The word "Type": in how many lines of the records does it appear? Reply with the number alone.

Data records:
Segment Open

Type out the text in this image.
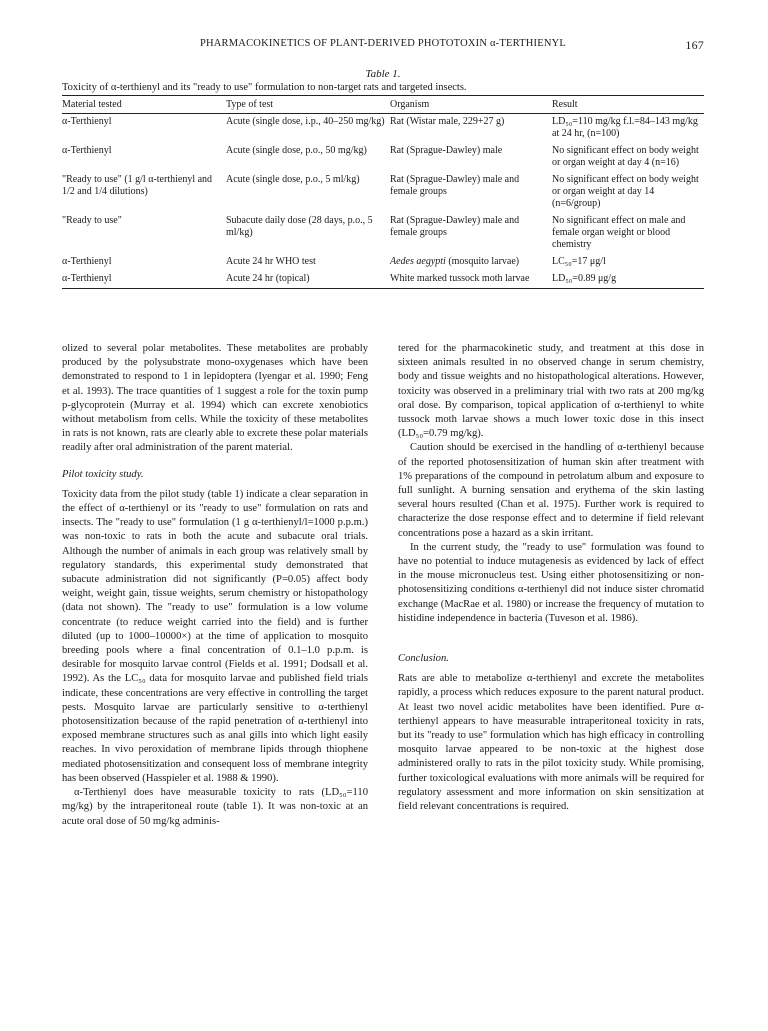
PHARMACOKINETICS OF PLANT-DERIVED PHOTOTOXIN α-TERTHIENYL	167
Table 1.
Toxicity of α-terthienyl and its "ready to use" formulation to non-target rats and targeted insects.
Material tested	Type of test	Organism	Result
α-Terthienyl	Acute (single dose, i.p., 40–250 mg/kg)	Rat (Wistar male, 229+27 g)	LD₅₀=110 mg/kg f.l.=84–143 mg/kg at 24 hr, (n=100)
α-Terthienyl	Acute (single dose, p.o., 50 mg/kg)	Rat (Sprague-Dawley) male	No significant effect on body weight or organ weight at day 4 (n=16)
"Ready to use" (1 g/l α-terthienyl and 1/2 and 1/4 dilutions)	Acute (single dose, p.o., 5 ml/kg)	Rat (Sprague-Dawley) male and female groups	No significant effect on body weight or organ weight at day 14 (n=6/group)
"Ready to use"	Subacute daily dose (28 days, p.o., 5 ml/kg)	Rat (Sprague-Dawley) male and female groups	No significant effect on male and female organ weight or blood chemistry
α-Terthienyl	Acute 24 hr WHO test	Aedes aegypti (mosquito larvae)	LC₅₀=17 μg/l
α-Terthienyl	Acute 24 hr (topical)	White marked tussock moth larvae	LD₅₀=0.89 μg/g

olized to several polar metabolites. These metabolites are probably produced by the polysubstrate mono-oxygenases which have been demonstrated to respond to 1 in lepidoptera (Iyengar et al. 1990; Feng et al. 1993). The trace quantities of 1 suggest a role for the toxin pump p-glycoprotein (Murray et al. 1994) which can excrete xenobiotics without metabolism from cells. While the toxicity of these metabolites in rats is not known, rats are clearly able to excrete these polar materials readily after oral administration of the parent material.

Pilot toxicity study.

Toxicity data from the pilot study (table 1) indicate a clear separation in the effect of α-terthienyl or its "ready to use" formulation on rats and insects. The "ready to use" formulation (1 g α-terthienyl/l=1000 p.p.m.) was non-toxic to rats in both the acute and subacute oral trials. Although the number of animals in each group was relatively small by regulatory standards, this experimental study demonstrated that subacute administration did not significantly (P=0.05) affect body weight, weight gain, tissue weights, serum chemistry or histopathology (data not shown). The "ready to use" formulation is a low volume concentrate (to reduce weight carried into the field) and is further diluted (up to 1000–10000×) at the time of application to mosquito breeding pools where a final concentration of 0.1–1.0 p.p.m. is desirable for mosquito larvae control (Fields et al. 1991; Dodsall et al. 1992). As the LC₅₀ data for mosquito larvae and published field trials indicate, these concentrations are very effective in controlling the target pests. Mosquito larvae are particularly sensitive to α-terthienyl photosensitization because of the rapid penetration of α-terthienyl into exposed membrane structures such as anal gills into which light easily reaches. In vivo peroxidation of membrane lipids through thiophene mediated photosensitization and consequent loss of membrane integrity has been observed (Hasspieler et al. 1988 & 1990).

α-Terthienyl does have measurable toxicity to rats (LD₅₀=110 mg/kg) by the intraperitoneal route (table 1). It was non-toxic at an acute oral dose of 50 mg/kg adminis-

tered for the pharmacokinetic study, and treatment at this dose in sixteen animals resulted in no observed change in serum chemistry, body and tissue weights and no histopathological alterations. However, toxicity was observed in a preliminary trial with two rats at 200 mg/kg oral dose. By comparison, topical application of α-terthienyl to white tussock moth larvae shows a much lower toxic dose in this insect (LD₅₀=0.79 mg/kg).

Caution should be exercised in the handling of α-terthienyl because of the reported photosensitization of human skin after treatment with 1% preparations of the compound in petrolatum album and exposure to full sunlight. A burning sensation and erythema of the skin lasting several hours resulted (Chan et al. 1975). Further work is required to characterize the dose response effect and to determine if field relevant concentrations pose a hazard as a skin irritant.

In the current study, the "ready to use" formulation was found to have no potential to induce mutagenesis as evidenced by lack of effect in the mouse micronucleus test. Using either photosensitizing or non-photosensitizing conditions α-terthienyl did not induce sister chromatid exchange (MacRae et al. 1980) or increase the frequency of mutation to histidine independence in bacteria (Tuveson et al. 1986).

Conclusion.

Rats are able to metabolize α-terthienyl and excrete the metabolites rapidly, a process which reduces exposure to the parent natural product. At least two novel acidic metabolites have been identified. Pure α-terthienyl appears to have measurable intraperitoneal toxicity in rats, but its "ready to use" formulation which has high efficacy in controlling mosquito larvae appeared to be non-toxic at the highest dose administered orally to rats in the pilot toxicity study. While promising, further toxicological evaluations with more animals will be required for regulatory assessment and more information on skin sensitization at field relevant concentrations is required.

Segment Closed

Reply to the exercise:
2